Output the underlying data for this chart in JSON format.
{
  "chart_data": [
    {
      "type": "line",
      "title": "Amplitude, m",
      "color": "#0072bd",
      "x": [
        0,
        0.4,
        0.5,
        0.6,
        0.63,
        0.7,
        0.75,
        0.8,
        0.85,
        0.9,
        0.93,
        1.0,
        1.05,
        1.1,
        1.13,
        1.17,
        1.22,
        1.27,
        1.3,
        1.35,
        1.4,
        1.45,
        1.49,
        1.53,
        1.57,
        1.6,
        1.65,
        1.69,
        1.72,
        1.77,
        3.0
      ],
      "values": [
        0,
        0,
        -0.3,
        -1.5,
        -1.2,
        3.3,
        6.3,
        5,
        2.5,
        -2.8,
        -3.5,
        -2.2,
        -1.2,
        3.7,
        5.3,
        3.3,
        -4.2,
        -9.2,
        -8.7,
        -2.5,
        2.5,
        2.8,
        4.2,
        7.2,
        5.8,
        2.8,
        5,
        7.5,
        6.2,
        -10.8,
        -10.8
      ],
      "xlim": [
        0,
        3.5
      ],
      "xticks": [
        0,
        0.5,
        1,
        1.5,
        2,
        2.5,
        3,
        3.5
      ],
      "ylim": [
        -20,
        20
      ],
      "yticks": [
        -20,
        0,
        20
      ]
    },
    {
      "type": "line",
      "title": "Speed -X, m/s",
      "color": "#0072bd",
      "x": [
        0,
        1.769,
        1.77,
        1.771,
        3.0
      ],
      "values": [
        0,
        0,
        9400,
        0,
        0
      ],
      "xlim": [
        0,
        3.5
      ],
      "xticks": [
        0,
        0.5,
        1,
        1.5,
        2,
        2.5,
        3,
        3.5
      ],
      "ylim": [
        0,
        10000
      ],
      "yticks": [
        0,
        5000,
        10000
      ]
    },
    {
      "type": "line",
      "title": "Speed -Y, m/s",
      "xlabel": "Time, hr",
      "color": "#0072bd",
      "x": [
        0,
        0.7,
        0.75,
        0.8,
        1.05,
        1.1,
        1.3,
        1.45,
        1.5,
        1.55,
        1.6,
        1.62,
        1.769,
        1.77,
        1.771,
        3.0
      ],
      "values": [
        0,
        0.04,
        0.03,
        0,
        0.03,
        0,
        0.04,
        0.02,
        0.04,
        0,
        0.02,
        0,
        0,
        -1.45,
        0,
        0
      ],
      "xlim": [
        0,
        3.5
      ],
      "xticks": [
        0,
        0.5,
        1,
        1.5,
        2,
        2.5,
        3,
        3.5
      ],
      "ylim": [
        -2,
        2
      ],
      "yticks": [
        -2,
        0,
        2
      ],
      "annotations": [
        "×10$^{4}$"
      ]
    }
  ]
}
= = =
### Exercise
Reproduce the entries above exactly.

### Output of the task
Output the underlying data for this chart in JSON format.
{
  "chart_data": [
    {
      "type": "line",
      "title": "Amplitude, m",
      "color": "#0072bd",
      "x": [
        0,
        0.4,
        0.5,
        0.6,
        0.63,
        0.7,
        0.75,
        0.8,
        0.85,
        0.9,
        0.93,
        1.0,
        1.05,
        1.1,
        1.13,
        1.17,
        1.22,
        1.27,
        1.3,
        1.35,
        1.4,
        1.45,
        1.49,
        1.53,
        1.57,
        1.6,
        1.65,
        1.69,
        1.72,
        1.77,
        3.0
      ],
      "values": [
        0,
        0,
        -0.3,
        -1.5,
        -1.2,
        3.3,
        6.3,
        5,
        2.5,
        -2.8,
        -3.5,
        -2.2,
        -1.2,
        3.7,
        5.3,
        3.3,
        -4.2,
        -9.2,
        -8.7,
        -2.5,
        2.5,
        2.8,
        4.2,
        7.2,
        5.8,
        2.8,
        5,
        7.5,
        6.2,
        -10.8,
        -10.8
      ],
      "xlim": [
        0,
        3.5
      ],
      "xticks": [
        0,
        0.5,
        1,
        1.5,
        2,
        2.5,
        3,
        3.5
      ],
      "ylim": [
        -20,
        20
      ],
      "yticks": [
        -20,
        0,
        20
      ]
    },
    {
      "type": "line",
      "title": "Speed -X, m/s",
      "color": "#0072bd",
      "x": [
        0,
        1.769,
        1.77,
        1.771,
        3.0
      ],
      "values": [
        0,
        0,
        9400,
        0,
        0
      ],
      "xlim": [
        0,
        3.5
      ],
      "xticks": [
        0,
        0.5,
        1,
        1.5,
        2,
        2.5,
        3,
        3.5
      ],
      "ylim": [
        0,
        10000
      ],
      "yticks": [
        0,
        5000,
        10000
      ]
    },
    {
      "type": "line",
      "title": "Speed -Y, m/s",
      "xlabel": "Time, hr",
      "color": "#0072bd",
      "x": [
        0,
        0.7,
        0.75,
        0.8,
        1.05,
        1.1,
        1.3,
        1.45,
        1.5,
        1.55,
        1.6,
        1.62,
        1.769,
        1.77,
        1.771,
        3.0
      ],
      "values": [
        0,
        0.04,
        0.03,
        0,
        0.03,
        0,
        0.04,
        0.02,
        0.04,
        0,
        0.02,
        0,
        0,
        -1.45,
        0,
        0
      ],
      "xlim": [
        0,
        3.5
      ],
      "xticks": [
        0,
        0.5,
        1,
        1.5,
        2,
        2.5,
        3,
        3.5
      ],
      "ylim": [
        -2,
        2
      ],
      "yticks": [
        -2,
        0,
        2
      ],
      "annotations": [
        "×10$^{4}$"
      ]
    }
  ]
}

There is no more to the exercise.